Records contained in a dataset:
---------------

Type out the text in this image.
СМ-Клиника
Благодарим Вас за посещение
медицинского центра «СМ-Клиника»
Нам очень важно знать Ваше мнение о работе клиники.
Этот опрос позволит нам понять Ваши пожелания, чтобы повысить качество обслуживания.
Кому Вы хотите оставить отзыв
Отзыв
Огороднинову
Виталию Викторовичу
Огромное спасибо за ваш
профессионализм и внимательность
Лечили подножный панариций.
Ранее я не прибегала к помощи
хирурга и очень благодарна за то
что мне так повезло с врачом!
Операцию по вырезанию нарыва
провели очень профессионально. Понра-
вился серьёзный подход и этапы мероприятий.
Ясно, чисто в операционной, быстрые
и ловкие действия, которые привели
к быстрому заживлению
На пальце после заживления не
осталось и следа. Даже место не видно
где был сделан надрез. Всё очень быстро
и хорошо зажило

---------------

STATED TASK:
Reproduce the complete set of lines precisely as supplied.

ANSWER BELOW:
Type out the text in this image.
СМ-Клиника
Благодарим Вас за посещение
медицинского центра «СМ-Клиника»
Нам очень важно знать Ваше мнение о работе клиники.
Этот опрос позволит нам понять Ваши пожелания, чтобы повысить качество обслуживания.
Кому Вы хотите оставить отзыв
Отзыв
Огороднинову
Виталию Викторовичу
Огромное спасибо за ваш
профессионализм и внимательность
Лечили подножный панариций.
Ранее я не прибегала к помощи
хирурга и очень благодарна за то
что мне так повезло с врачом!
Операцию по вырезанию нарыва
провели очень профессионально. Понра-
вился серьёзный подход и этапы мероприятий.
Ясно, чисто в операционной, быстрые
и ловкие действия, которые привели
к быстрому заживлению
На пальце после заживления не
осталось и следа. Даже место не видно
где был сделан надрез. Всё очень быстро
и хорошо зажило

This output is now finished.